- [RECORD LIST]
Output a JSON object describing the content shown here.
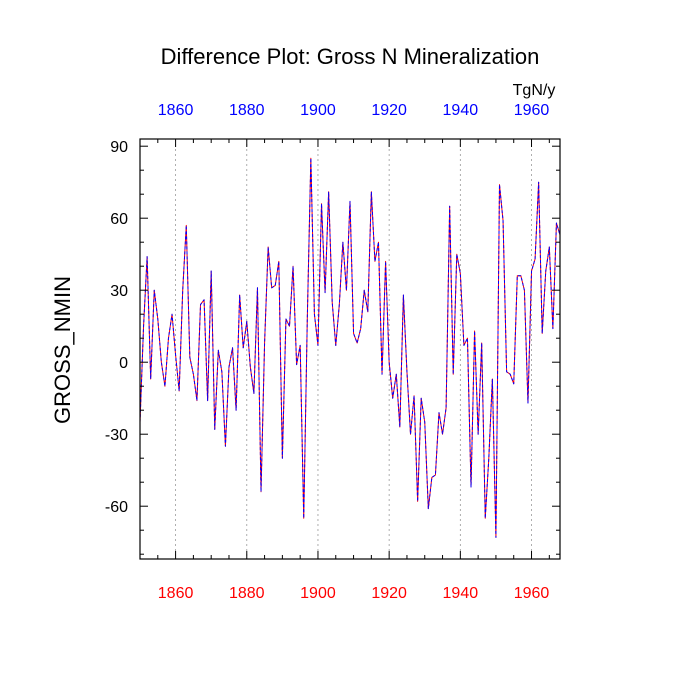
{
  "chart_data": {
    "type": "line",
    "title": "Difference Plot: Gross N Mineralization",
    "ylabel": "GROSS_NMIN",
    "units": "TgN/y",
    "xlim": [
      1850,
      1968
    ],
    "ylim": [
      -82,
      93
    ],
    "yticks": [
      90,
      60,
      30,
      0,
      -30,
      -60
    ],
    "ytick_labels": [
      "90",
      "60",
      "30",
      "0",
      "-30",
      "-60"
    ],
    "xticks": [
      1860,
      1880,
      1900,
      1920,
      1940,
      1960
    ],
    "xtick_labels_top": [
      "1860",
      "1880",
      "1900",
      "1920",
      "1940",
      "1960"
    ],
    "xtick_labels_bottom": [
      "1860",
      "1880",
      "1900",
      "1920",
      "1940",
      "1960"
    ],
    "grid": "vertical dotted at major x ticks",
    "top_axis_color": "#0000ff",
    "bottom_axis_color": "#ff0000",
    "series": [
      {
        "name": "series-red",
        "color": "#ff0000",
        "style": "solid",
        "x": [
          1850,
          1851,
          1852,
          1853,
          1854,
          1855,
          1856,
          1857,
          1858,
          1859,
          1860,
          1861,
          1862,
          1863,
          1864,
          1865,
          1866,
          1867,
          1868,
          1869,
          1870,
          1871,
          1872,
          1873,
          1874,
          1875,
          1876,
          1877,
          1878,
          1879,
          1880,
          1881,
          1882,
          1883,
          1884,
          1885,
          1886,
          1887,
          1888,
          1889,
          1890,
          1891,
          1892,
          1893,
          1894,
          1895,
          1896,
          1897,
          1898,
          1899,
          1900,
          1901,
          1902,
          1903,
          1904,
          1905,
          1906,
          1907,
          1908,
          1909,
          1910,
          1911,
          1912,
          1913,
          1914,
          1915,
          1916,
          1917,
          1918,
          1919,
          1920,
          1921,
          1922,
          1923,
          1924,
          1925,
          1926,
          1927,
          1928,
          1929,
          1930,
          1931,
          1932,
          1933,
          1934,
          1935,
          1936,
          1937,
          1938,
          1939,
          1940,
          1941,
          1942,
          1943,
          1944,
          1945,
          1946,
          1947,
          1948,
          1949,
          1950,
          1951,
          1952,
          1953,
          1954,
          1955,
          1956,
          1957,
          1958,
          1959,
          1960,
          1961,
          1962,
          1963,
          1964,
          1965,
          1966,
          1967,
          1968
        ],
        "values": [
          -25,
          15,
          44,
          -7,
          30,
          18,
          0,
          -10,
          10,
          20,
          3,
          -12,
          30,
          57,
          2,
          -5,
          -16,
          24,
          26,
          -16,
          38,
          -28,
          5,
          -4,
          -35,
          -2,
          6,
          -20,
          28,
          6,
          17,
          -2,
          -13,
          31,
          -54,
          8,
          48,
          31,
          32,
          42,
          -40,
          18,
          15,
          40,
          -1,
          7,
          -65,
          18,
          85,
          20,
          7,
          66,
          29,
          71,
          25,
          7,
          24,
          50,
          30,
          67,
          12,
          8,
          14,
          30,
          21,
          71,
          42,
          50,
          -5,
          42,
          0,
          -15,
          -5,
          -27,
          28,
          -4,
          -30,
          -14,
          -58,
          -15,
          -25,
          -61,
          -48,
          -47,
          -21,
          -30,
          -19,
          65,
          -5,
          45,
          37,
          7,
          10,
          -52,
          13,
          -30,
          8,
          -65,
          -40,
          -7,
          -73,
          74,
          59,
          -4,
          -5,
          -9,
          36,
          36,
          30,
          -17,
          38,
          43,
          75,
          12,
          38,
          48,
          14,
          58,
          53
        ]
      },
      {
        "name": "series-blue",
        "color": "#0000ff",
        "style": "dashed",
        "x": [
          1850,
          1851,
          1852,
          1853,
          1854,
          1855,
          1856,
          1857,
          1858,
          1859,
          1860,
          1861,
          1862,
          1863,
          1864,
          1865,
          1866,
          1867,
          1868,
          1869,
          1870,
          1871,
          1872,
          1873,
          1874,
          1875,
          1876,
          1877,
          1878,
          1879,
          1880,
          1881,
          1882,
          1883,
          1884,
          1885,
          1886,
          1887,
          1888,
          1889,
          1890,
          1891,
          1892,
          1893,
          1894,
          1895,
          1896,
          1897,
          1898,
          1899,
          1900,
          1901,
          1902,
          1903,
          1904,
          1905,
          1906,
          1907,
          1908,
          1909,
          1910,
          1911,
          1912,
          1913,
          1914,
          1915,
          1916,
          1917,
          1918,
          1919,
          1920,
          1921,
          1922,
          1923,
          1924,
          1925,
          1926,
          1927,
          1928,
          1929,
          1930,
          1931,
          1932,
          1933,
          1934,
          1935,
          1936,
          1937,
          1938,
          1939,
          1940,
          1941,
          1942,
          1943,
          1944,
          1945,
          1946,
          1947,
          1948,
          1949,
          1950,
          1951,
          1952,
          1953,
          1954,
          1955,
          1956,
          1957,
          1958,
          1959,
          1960,
          1961,
          1962,
          1963,
          1964,
          1965,
          1966,
          1967,
          1968
        ],
        "values": [
          -25,
          15,
          44,
          -7,
          30,
          18,
          0,
          -10,
          10,
          20,
          3,
          -12,
          30,
          57,
          2,
          -5,
          -16,
          24,
          26,
          -16,
          38,
          -28,
          5,
          -4,
          -35,
          -2,
          6,
          -20,
          28,
          6,
          17,
          -2,
          -13,
          31,
          -54,
          8,
          48,
          31,
          32,
          42,
          -40,
          18,
          15,
          40,
          -1,
          7,
          -65,
          18,
          85,
          20,
          7,
          66,
          29,
          71,
          25,
          7,
          24,
          50,
          30,
          67,
          12,
          8,
          14,
          30,
          21,
          71,
          42,
          50,
          -5,
          42,
          0,
          -15,
          -5,
          -27,
          28,
          -4,
          -30,
          -14,
          -58,
          -15,
          -25,
          -61,
          -48,
          -47,
          -21,
          -30,
          -19,
          65,
          -5,
          45,
          37,
          7,
          10,
          -52,
          13,
          -30,
          8,
          -65,
          -40,
          -7,
          -73,
          74,
          59,
          -4,
          -5,
          -9,
          36,
          36,
          30,
          -17,
          38,
          43,
          75,
          12,
          38,
          48,
          14,
          58,
          53
        ]
      }
    ]
  }
}
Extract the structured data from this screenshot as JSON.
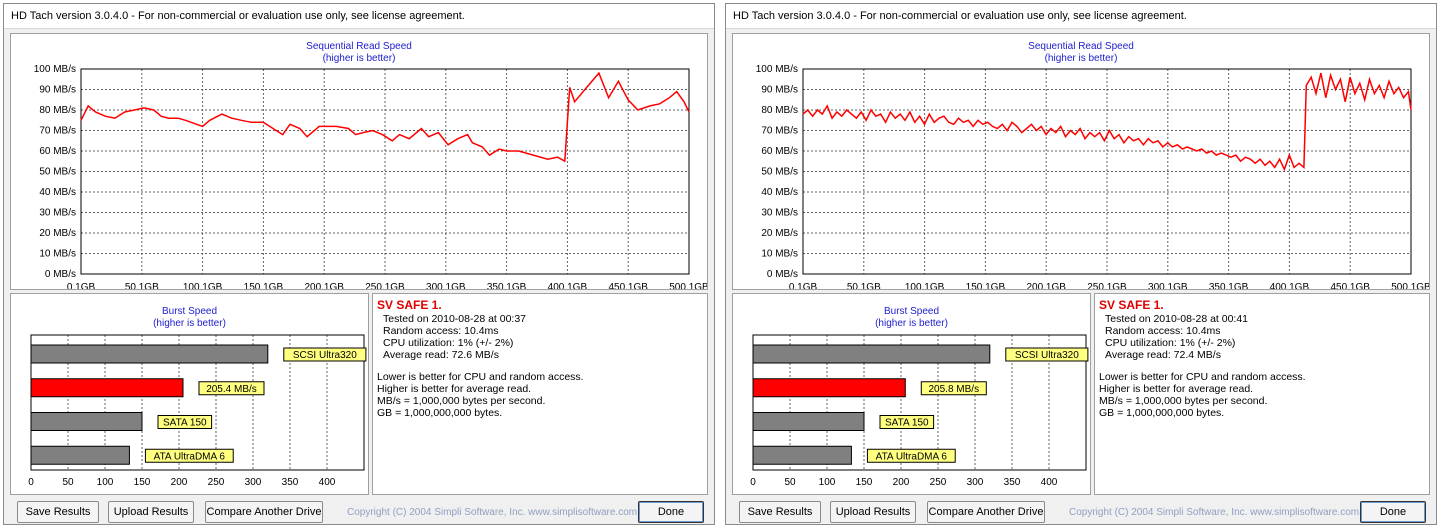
{
  "colors": {
    "line": "#ff0000",
    "title_blue": "#2020d0",
    "bar_red": "#ff0000",
    "bar_gray": "#808080",
    "label_yellow": "#ffff80"
  },
  "windows": [
    {
      "title": "HD Tach version 3.0.4.0  - For non-commercial or evaluation use only, see license agreement.",
      "seq_title": "Sequential Read Speed",
      "seq_subtitle": "(higher is better)",
      "burst_title": "Burst Speed",
      "burst_subtitle": "(higher is better)",
      "drive_name": "SV SAFE 1.",
      "info": [
        "Tested on 2010-08-28 at 00:37",
        "Random access: 10.4ms",
        "CPU utilization: 1% (+/- 2%)",
        "Average read: 72.6 MB/s"
      ],
      "notes": [
        "Lower is better for CPU and random access.",
        "Higher is better for average read.",
        "MB/s = 1,000,000 bytes per second.",
        "GB = 1,000,000,000 bytes."
      ],
      "buttons": {
        "save": "Save Results",
        "upload": "Upload Results",
        "compare": "Compare Another Drive",
        "done": "Done"
      },
      "copyright": "Copyright (C) 2004 Simpli Software, Inc. www.simplisoftware.com"
    },
    {
      "title": "HD Tach version 3.0.4.0  - For non-commercial or evaluation use only, see license agreement.",
      "seq_title": "Sequential Read Speed",
      "seq_subtitle": "(higher is better)",
      "burst_title": "Burst Speed",
      "burst_subtitle": "(higher is better)",
      "drive_name": "SV SAFE 1.",
      "info": [
        "Tested on 2010-08-28 at 00:41",
        "Random access: 10.4ms",
        "CPU utilization: 1% (+/- 2%)",
        "Average read: 72.4 MB/s"
      ],
      "notes": [
        "Lower is better for CPU and random access.",
        "Higher is better for average read.",
        "MB/s = 1,000,000 bytes per second.",
        "GB = 1,000,000,000 bytes."
      ],
      "buttons": {
        "save": "Save Results",
        "upload": "Upload Results",
        "compare": "Compare Another Drive",
        "done": "Done"
      },
      "copyright": "Copyright (C) 2004 Simpli Software, Inc. www.simplisoftware.com"
    }
  ],
  "chart_data": [
    {
      "type": "line",
      "title": "Sequential Read Speed",
      "subtitle": "(higher is better)",
      "xlim": [
        0.1,
        500.1
      ],
      "ylim": [
        0,
        100
      ],
      "x_ticks": [
        "0.1GB",
        "50.1GB",
        "100.1GB",
        "150.1GB",
        "200.1GB",
        "250.1GB",
        "300.1GB",
        "350.1GB",
        "400.1GB",
        "450.1GB",
        "500.1GB"
      ],
      "y_ticks": [
        "0 MB/s",
        "10 MB/s",
        "20 MB/s",
        "30 MB/s",
        "40 MB/s",
        "50 MB/s",
        "60 MB/s",
        "70 MB/s",
        "80 MB/s",
        "90 MB/s",
        "100 MB/s"
      ],
      "grid": true,
      "series": [
        {
          "x": [
            0.1,
            6,
            12,
            20,
            28,
            36,
            44,
            52,
            60,
            66,
            72,
            80,
            86,
            100,
            106,
            116,
            124,
            132,
            140,
            150,
            158,
            166,
            172,
            180,
            186,
            196,
            210,
            220,
            226,
            232,
            240,
            248,
            256,
            262,
            270,
            280,
            286,
            294,
            302,
            310,
            318,
            322,
            330,
            336,
            344,
            350,
            360,
            372,
            384,
            392,
            398,
            402,
            406,
            416,
            426,
            434,
            442,
            450,
            458,
            468,
            476,
            484,
            490,
            496,
            500.1
          ],
          "y": [
            75,
            82,
            79,
            77,
            76,
            79,
            80,
            81,
            80,
            77,
            76,
            76,
            75,
            72,
            75,
            78,
            76,
            75,
            74,
            74,
            71,
            68,
            73,
            71,
            67,
            72,
            72,
            71,
            68,
            69,
            70,
            68,
            65,
            68,
            66,
            71,
            67,
            69,
            63,
            66,
            68,
            64,
            62,
            58,
            61,
            60,
            60,
            58,
            56,
            57,
            55,
            91,
            84,
            91,
            98,
            86,
            94,
            85,
            80,
            82,
            83,
            86,
            89,
            84,
            79
          ]
        }
      ]
    },
    {
      "type": "bar",
      "title": "Burst Speed",
      "subtitle": "(higher is better)",
      "orientation": "horizontal",
      "xlim": [
        0,
        450
      ],
      "x_ticks": [
        0,
        50,
        100,
        150,
        200,
        250,
        300,
        350,
        400
      ],
      "grid": true,
      "categories": [
        "SCSI Ultra320",
        "205.4 MB/s",
        "SATA 150",
        "ATA UltraDMA 6"
      ],
      "values": [
        320,
        205.4,
        150,
        133
      ],
      "highlight_index": 1
    },
    {
      "type": "line",
      "title": "Sequential Read Speed",
      "subtitle": "(higher is better)",
      "xlim": [
        0.1,
        500.1
      ],
      "ylim": [
        0,
        100
      ],
      "x_ticks": [
        "0.1GB",
        "50.1GB",
        "100.1GB",
        "150.1GB",
        "200.1GB",
        "250.1GB",
        "300.1GB",
        "350.1GB",
        "400.1GB",
        "450.1GB",
        "500.1GB"
      ],
      "y_ticks": [
        "0 MB/s",
        "10 MB/s",
        "20 MB/s",
        "30 MB/s",
        "40 MB/s",
        "50 MB/s",
        "60 MB/s",
        "70 MB/s",
        "80 MB/s",
        "90 MB/s",
        "100 MB/s"
      ],
      "grid": true,
      "series": [
        {
          "x": [
            0.1,
            4,
            8,
            12,
            16,
            20,
            24,
            28,
            32,
            36,
            40,
            44,
            48,
            52,
            56,
            60,
            64,
            68,
            72,
            76,
            80,
            84,
            88,
            92,
            96,
            100,
            104,
            108,
            112,
            116,
            120,
            124,
            128,
            132,
            136,
            140,
            144,
            148,
            152,
            156,
            160,
            164,
            168,
            172,
            176,
            180,
            184,
            188,
            192,
            196,
            200,
            204,
            208,
            212,
            216,
            220,
            224,
            228,
            232,
            236,
            240,
            244,
            248,
            252,
            256,
            260,
            264,
            268,
            272,
            276,
            280,
            284,
            288,
            292,
            296,
            300,
            304,
            308,
            312,
            316,
            320,
            324,
            328,
            332,
            336,
            340,
            344,
            348,
            352,
            356,
            360,
            364,
            368,
            372,
            376,
            380,
            384,
            388,
            392,
            396,
            400,
            404,
            408,
            412,
            414,
            418,
            422,
            426,
            430,
            434,
            438,
            442,
            446,
            450,
            454,
            458,
            462,
            466,
            470,
            474,
            478,
            482,
            486,
            490,
            494,
            498,
            500.1
          ],
          "y": [
            78,
            80,
            77,
            80,
            78,
            82,
            76,
            79,
            77,
            80,
            78,
            76,
            79,
            75,
            80,
            77,
            78,
            74,
            79,
            76,
            78,
            75,
            79,
            74,
            77,
            73,
            78,
            74,
            76,
            77,
            74,
            73,
            76,
            74,
            75,
            72,
            75,
            73,
            74,
            72,
            71,
            73,
            70,
            74,
            72,
            69,
            71,
            73,
            70,
            72,
            68,
            71,
            69,
            72,
            67,
            70,
            68,
            71,
            66,
            69,
            67,
            69,
            65,
            70,
            66,
            68,
            64,
            67,
            65,
            66,
            63,
            66,
            64,
            65,
            62,
            64,
            62,
            63,
            61,
            62,
            61,
            60,
            61,
            59,
            60,
            58,
            59,
            58,
            57,
            58,
            55,
            57,
            56,
            54,
            56,
            53,
            55,
            52,
            56,
            51,
            58,
            52,
            54,
            52,
            92,
            96,
            88,
            98,
            86,
            97,
            90,
            95,
            84,
            96,
            88,
            93,
            85,
            95,
            88,
            92,
            86,
            94,
            88,
            91,
            86,
            89,
            80
          ],
          "name": ""
        }
      ]
    },
    {
      "type": "bar",
      "title": "Burst Speed",
      "subtitle": "(higher is better)",
      "orientation": "horizontal",
      "xlim": [
        0,
        450
      ],
      "x_ticks": [
        0,
        50,
        100,
        150,
        200,
        250,
        300,
        350,
        400
      ],
      "grid": true,
      "categories": [
        "SCSI Ultra320",
        "205.8 MB/s",
        "SATA 150",
        "ATA UltraDMA 6"
      ],
      "values": [
        320,
        205.8,
        150,
        133
      ],
      "highlight_index": 1
    }
  ]
}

- [WORK TO BE COMPLETED]
Give the number of lines above that hold the word "JSON", and nothing more.

- [EXERCISE ANSWER]
2